▶ [WHAT THIS TASK INVOLVES]: Only lines holding the word "variacion" should be copied from the material.

▶ [SUPPLIED ENTRIES]:

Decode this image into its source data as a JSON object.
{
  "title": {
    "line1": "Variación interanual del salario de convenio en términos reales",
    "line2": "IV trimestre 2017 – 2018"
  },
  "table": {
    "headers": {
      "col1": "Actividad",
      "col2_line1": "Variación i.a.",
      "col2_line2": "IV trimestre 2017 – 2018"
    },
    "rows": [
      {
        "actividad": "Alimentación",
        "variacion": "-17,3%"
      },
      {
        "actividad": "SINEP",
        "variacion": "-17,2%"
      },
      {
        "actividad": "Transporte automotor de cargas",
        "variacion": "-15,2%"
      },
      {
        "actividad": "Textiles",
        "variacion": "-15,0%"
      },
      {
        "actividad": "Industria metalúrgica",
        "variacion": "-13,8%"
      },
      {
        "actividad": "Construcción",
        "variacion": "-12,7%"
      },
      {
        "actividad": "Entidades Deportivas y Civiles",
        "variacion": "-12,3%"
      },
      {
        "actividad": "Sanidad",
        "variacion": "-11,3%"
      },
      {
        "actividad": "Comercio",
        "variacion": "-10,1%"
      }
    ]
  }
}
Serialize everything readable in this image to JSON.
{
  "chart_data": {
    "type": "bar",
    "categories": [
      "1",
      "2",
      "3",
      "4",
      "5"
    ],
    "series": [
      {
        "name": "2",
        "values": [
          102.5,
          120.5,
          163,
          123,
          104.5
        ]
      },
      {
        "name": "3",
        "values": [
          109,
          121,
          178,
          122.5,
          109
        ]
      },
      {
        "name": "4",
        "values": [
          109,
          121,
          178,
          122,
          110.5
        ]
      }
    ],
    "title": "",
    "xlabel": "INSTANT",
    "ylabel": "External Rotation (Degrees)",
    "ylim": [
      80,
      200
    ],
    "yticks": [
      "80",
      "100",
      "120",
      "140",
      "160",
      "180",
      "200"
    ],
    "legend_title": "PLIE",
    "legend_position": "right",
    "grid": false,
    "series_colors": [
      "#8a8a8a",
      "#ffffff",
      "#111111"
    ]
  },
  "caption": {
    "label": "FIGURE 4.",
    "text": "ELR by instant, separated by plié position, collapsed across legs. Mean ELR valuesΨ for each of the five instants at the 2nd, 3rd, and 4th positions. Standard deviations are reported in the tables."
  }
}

▶ [FINAL ANSWER]:
        "variacion": "-17,3%"
        "variacion": "-17,2%"
        "variacion": "-15,2%"
        "variacion": "-15,0%"
        "variacion": "-13,8%"
        "variacion": "-12,7%"
        "variacion": "-12,3%"
        "variacion": "-11,3%"
        "variacion": "-10,1%"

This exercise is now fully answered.